*** Available data

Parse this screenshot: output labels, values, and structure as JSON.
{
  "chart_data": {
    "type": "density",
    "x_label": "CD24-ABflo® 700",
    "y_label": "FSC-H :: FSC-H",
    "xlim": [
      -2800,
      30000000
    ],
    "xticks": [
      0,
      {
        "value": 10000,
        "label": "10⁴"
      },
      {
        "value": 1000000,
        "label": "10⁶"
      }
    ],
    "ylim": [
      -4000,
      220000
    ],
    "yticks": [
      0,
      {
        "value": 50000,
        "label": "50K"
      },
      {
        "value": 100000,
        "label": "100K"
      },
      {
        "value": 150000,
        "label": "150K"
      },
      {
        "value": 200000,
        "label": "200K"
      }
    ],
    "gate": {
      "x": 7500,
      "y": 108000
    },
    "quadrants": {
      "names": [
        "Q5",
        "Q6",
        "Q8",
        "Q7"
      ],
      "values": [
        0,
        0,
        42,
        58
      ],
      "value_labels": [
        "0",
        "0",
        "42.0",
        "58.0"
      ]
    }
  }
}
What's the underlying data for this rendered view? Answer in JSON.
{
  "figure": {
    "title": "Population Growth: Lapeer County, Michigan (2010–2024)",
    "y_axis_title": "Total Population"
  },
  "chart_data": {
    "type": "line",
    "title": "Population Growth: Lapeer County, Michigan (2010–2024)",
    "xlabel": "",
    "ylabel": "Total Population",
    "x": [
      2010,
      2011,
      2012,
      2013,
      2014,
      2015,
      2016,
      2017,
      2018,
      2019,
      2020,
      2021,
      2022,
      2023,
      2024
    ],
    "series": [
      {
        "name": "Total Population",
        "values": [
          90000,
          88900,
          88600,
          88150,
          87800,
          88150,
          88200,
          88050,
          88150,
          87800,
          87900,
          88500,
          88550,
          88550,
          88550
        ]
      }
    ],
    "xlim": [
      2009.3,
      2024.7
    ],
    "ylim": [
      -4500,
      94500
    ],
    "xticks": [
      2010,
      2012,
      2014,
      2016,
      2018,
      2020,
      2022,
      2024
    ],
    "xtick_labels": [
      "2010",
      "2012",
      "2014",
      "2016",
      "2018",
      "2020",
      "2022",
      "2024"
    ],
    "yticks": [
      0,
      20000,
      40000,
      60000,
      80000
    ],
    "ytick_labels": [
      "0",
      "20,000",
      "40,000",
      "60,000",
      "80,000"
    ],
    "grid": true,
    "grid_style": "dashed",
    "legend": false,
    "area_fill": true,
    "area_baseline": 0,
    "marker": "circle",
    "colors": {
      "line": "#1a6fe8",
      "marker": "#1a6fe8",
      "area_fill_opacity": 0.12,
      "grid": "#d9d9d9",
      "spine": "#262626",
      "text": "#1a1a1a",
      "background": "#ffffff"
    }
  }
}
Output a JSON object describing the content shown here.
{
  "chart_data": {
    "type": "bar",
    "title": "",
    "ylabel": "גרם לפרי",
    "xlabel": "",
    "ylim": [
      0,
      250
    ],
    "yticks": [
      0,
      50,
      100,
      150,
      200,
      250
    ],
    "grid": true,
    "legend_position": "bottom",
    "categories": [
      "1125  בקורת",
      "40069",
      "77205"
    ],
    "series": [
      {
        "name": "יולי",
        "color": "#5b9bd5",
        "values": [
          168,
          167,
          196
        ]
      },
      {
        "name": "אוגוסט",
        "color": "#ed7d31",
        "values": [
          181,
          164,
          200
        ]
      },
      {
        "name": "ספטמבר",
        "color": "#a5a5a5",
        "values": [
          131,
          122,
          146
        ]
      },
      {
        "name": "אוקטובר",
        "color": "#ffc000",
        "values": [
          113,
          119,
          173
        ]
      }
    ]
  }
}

******

Short problem
Gather each line from the entries above that includes the word "JSON".

Solved problem
Parse this screenshot: output labels, values, and structure as JSON.
What's the underlying data for this rendered view? Answer in JSON.
Output a JSON object describing the content shown here.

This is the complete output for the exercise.